(Part of a data file)
_ _ _

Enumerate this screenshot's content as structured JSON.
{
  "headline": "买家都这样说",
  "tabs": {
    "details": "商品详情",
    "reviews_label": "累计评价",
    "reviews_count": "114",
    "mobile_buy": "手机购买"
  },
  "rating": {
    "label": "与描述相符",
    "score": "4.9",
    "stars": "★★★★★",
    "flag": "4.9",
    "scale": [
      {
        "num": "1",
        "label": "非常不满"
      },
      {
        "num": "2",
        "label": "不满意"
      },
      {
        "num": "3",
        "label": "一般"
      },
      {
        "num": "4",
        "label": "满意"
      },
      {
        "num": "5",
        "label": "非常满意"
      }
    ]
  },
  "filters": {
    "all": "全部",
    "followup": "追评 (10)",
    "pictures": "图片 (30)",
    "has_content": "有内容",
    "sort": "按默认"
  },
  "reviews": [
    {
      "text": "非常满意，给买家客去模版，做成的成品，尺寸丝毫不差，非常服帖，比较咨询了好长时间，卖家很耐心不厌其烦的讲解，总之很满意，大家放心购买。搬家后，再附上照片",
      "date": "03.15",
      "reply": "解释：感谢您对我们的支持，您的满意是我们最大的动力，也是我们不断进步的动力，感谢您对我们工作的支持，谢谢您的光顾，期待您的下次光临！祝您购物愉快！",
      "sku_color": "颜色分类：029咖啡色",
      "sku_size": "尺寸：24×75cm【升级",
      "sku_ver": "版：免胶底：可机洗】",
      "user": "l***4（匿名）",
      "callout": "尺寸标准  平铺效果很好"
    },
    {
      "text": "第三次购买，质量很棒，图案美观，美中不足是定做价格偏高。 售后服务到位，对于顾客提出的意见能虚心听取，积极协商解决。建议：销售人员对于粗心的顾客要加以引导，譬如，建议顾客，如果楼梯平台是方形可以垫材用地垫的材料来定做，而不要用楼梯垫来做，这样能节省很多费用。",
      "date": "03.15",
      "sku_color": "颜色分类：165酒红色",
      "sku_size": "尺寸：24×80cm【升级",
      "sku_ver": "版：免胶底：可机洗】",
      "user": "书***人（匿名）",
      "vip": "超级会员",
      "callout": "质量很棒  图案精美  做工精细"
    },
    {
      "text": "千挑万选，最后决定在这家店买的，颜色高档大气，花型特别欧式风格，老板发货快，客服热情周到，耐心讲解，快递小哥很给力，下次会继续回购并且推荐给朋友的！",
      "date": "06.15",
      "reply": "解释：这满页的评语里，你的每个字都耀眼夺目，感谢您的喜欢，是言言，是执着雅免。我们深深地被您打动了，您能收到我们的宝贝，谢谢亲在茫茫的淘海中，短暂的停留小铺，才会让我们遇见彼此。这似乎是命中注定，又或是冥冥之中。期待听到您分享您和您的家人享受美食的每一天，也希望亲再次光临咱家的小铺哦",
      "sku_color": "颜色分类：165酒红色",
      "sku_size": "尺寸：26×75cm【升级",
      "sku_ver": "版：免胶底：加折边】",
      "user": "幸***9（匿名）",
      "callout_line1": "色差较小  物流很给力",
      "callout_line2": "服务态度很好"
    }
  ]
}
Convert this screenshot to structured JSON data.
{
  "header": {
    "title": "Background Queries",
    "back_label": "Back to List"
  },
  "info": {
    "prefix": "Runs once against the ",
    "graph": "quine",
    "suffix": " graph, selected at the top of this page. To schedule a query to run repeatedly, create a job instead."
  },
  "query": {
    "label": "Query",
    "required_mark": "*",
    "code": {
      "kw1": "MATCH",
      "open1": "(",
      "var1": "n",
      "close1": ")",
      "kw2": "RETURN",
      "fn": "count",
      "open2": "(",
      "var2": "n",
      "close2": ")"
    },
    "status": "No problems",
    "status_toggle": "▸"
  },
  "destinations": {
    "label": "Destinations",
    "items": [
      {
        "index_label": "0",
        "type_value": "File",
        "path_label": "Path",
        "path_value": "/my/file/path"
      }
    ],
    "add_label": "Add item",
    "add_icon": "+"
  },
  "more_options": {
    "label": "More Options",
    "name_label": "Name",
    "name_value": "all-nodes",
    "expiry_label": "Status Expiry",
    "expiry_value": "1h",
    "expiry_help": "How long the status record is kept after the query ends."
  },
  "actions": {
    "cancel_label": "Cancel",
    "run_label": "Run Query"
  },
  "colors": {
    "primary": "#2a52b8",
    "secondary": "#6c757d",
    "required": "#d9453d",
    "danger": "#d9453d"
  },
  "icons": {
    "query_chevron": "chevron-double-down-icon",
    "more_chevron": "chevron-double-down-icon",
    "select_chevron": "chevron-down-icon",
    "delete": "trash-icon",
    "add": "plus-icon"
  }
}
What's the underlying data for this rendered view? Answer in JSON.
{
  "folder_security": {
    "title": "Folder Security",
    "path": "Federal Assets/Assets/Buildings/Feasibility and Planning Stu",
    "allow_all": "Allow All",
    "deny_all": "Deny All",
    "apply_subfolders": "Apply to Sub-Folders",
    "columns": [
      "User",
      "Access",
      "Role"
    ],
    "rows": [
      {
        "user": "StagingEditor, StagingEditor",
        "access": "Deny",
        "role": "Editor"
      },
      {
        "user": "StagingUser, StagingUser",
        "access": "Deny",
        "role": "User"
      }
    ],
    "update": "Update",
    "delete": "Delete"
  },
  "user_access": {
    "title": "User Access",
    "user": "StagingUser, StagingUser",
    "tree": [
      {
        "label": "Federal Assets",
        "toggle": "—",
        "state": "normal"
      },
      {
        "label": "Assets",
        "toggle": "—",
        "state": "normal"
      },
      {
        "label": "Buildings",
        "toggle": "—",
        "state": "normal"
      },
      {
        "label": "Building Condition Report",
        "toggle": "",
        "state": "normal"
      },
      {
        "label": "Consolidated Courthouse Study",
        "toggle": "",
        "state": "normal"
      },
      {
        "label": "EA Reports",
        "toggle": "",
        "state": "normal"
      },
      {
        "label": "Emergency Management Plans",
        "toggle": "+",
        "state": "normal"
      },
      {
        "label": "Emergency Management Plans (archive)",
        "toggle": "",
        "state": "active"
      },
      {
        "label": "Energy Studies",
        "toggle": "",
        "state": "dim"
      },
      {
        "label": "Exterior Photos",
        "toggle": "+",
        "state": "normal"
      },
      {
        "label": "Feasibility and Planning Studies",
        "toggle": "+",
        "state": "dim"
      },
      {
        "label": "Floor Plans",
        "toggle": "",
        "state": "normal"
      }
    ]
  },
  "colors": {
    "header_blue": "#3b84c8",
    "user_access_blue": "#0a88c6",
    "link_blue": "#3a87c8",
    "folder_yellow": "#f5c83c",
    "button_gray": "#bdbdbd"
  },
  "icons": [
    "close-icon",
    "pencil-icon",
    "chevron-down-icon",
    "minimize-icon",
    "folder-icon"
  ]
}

_ _ _

**Exercise brief**
Return each line that includes "Assets".

**Worked answer**
    "path": "Federal Assets/Assets/Buildings/Feasibility and Planning Stu",
        "label": "Federal Assets",
        "label": "Assets",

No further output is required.